* WHAT YOU WILL DO *
Select from the data all lines with the word "color".

Extracted data entries
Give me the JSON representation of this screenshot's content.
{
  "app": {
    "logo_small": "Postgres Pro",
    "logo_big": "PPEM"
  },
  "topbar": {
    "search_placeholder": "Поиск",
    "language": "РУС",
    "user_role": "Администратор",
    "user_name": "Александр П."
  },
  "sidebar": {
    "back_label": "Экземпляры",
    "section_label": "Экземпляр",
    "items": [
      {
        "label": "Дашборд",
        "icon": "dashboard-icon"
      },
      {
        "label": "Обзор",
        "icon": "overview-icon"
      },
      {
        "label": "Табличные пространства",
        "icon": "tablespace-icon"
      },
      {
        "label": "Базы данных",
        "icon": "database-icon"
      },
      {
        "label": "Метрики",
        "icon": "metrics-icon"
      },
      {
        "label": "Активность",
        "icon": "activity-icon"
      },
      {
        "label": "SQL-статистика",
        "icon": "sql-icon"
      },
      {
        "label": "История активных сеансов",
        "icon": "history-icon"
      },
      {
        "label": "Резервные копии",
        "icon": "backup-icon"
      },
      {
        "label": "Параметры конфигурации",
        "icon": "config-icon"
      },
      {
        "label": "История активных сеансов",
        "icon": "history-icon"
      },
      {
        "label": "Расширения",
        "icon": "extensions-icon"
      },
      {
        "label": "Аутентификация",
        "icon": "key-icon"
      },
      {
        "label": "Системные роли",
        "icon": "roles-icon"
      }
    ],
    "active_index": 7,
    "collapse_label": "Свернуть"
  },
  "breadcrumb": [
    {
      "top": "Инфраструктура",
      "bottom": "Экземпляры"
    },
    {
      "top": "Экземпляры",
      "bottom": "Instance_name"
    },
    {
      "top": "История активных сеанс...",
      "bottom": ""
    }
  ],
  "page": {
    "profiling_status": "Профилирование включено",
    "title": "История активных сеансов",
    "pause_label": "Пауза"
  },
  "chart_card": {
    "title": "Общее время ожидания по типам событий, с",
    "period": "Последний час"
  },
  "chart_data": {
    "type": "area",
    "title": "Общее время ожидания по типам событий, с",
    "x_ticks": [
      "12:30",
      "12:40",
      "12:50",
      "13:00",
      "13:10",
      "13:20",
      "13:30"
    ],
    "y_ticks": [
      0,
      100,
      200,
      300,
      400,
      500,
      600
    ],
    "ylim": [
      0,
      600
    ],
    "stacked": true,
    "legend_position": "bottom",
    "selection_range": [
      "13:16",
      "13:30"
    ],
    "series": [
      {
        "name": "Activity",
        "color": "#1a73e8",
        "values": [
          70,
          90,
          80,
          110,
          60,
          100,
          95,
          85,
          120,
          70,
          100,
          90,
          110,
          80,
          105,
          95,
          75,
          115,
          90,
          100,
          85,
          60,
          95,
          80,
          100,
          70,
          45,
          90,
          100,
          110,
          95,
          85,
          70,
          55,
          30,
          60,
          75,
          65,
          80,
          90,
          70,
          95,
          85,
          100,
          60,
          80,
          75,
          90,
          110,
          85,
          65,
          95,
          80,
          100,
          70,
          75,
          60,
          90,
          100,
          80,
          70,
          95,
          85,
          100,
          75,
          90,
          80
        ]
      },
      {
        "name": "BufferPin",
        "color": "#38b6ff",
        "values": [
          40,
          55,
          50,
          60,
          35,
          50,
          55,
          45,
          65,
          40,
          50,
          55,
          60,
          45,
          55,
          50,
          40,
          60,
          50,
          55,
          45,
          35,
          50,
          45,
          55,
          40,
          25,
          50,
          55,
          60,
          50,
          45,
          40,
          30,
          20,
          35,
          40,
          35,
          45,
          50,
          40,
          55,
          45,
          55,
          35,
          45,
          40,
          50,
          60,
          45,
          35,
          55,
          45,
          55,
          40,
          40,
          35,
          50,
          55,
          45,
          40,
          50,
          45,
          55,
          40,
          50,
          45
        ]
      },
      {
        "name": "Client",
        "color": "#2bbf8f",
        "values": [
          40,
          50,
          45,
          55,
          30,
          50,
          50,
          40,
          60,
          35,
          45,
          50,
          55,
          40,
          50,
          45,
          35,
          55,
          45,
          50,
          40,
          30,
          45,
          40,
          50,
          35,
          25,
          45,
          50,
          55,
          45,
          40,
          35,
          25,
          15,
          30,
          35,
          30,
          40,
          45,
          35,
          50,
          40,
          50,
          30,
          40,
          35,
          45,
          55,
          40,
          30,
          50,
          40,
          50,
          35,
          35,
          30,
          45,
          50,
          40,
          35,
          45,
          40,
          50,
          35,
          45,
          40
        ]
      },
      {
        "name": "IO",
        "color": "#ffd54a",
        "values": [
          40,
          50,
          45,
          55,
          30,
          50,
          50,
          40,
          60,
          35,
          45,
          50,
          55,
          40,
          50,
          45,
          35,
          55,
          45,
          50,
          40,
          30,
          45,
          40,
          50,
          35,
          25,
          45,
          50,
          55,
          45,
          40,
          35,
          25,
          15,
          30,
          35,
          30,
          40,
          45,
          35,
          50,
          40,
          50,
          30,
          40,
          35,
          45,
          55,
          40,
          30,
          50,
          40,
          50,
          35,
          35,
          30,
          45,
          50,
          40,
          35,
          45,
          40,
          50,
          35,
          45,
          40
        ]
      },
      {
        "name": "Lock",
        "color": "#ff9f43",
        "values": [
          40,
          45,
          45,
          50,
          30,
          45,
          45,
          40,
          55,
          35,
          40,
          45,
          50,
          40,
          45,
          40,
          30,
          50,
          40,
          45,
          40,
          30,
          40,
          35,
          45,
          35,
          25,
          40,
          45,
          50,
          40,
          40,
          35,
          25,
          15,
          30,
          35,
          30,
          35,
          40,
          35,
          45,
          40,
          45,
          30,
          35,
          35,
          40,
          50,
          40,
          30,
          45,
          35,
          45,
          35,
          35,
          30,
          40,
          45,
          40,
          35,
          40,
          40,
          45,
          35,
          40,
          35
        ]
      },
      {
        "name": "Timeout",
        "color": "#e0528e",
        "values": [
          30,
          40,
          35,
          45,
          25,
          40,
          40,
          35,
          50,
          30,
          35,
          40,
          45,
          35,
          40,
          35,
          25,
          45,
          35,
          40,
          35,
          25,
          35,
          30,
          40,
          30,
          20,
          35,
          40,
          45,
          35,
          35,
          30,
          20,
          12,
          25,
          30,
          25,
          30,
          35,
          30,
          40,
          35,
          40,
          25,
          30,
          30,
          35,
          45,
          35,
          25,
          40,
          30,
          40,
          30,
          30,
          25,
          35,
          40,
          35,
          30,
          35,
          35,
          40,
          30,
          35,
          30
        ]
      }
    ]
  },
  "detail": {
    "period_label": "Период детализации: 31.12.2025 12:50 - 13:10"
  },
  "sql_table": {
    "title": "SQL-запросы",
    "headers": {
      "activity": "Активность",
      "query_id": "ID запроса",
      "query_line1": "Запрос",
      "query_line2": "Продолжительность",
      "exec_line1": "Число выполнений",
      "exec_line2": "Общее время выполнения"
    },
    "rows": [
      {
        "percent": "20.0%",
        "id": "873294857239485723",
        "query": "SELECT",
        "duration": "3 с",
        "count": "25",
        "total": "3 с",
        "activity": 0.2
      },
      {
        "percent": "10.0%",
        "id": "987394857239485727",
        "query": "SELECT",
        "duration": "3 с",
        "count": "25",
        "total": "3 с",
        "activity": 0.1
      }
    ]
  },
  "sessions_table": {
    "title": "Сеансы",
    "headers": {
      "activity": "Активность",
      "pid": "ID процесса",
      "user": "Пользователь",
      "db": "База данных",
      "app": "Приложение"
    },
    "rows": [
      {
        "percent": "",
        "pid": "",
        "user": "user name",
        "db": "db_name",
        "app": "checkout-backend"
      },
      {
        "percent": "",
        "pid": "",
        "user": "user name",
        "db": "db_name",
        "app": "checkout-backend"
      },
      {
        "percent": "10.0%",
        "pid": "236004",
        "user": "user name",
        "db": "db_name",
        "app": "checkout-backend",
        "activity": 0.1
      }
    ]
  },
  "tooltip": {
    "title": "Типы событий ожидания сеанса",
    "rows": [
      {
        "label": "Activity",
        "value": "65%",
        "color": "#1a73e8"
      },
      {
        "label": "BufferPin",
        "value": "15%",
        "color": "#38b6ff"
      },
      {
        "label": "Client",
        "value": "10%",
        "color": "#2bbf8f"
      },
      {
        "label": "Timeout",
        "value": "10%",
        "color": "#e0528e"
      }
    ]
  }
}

* CORRECT OUTPUT *
        "color": "#1a73e8",
        "color": "#38b6ff",
        "color": "#2bbf8f",
        "color": "#ffd54a",
        "color": "#ff9f43",
        "color": "#e0528e",
        "color": "#1a73e8"
        "color": "#38b6ff"
        "color": "#2bbf8f"
        "color": "#e0528e"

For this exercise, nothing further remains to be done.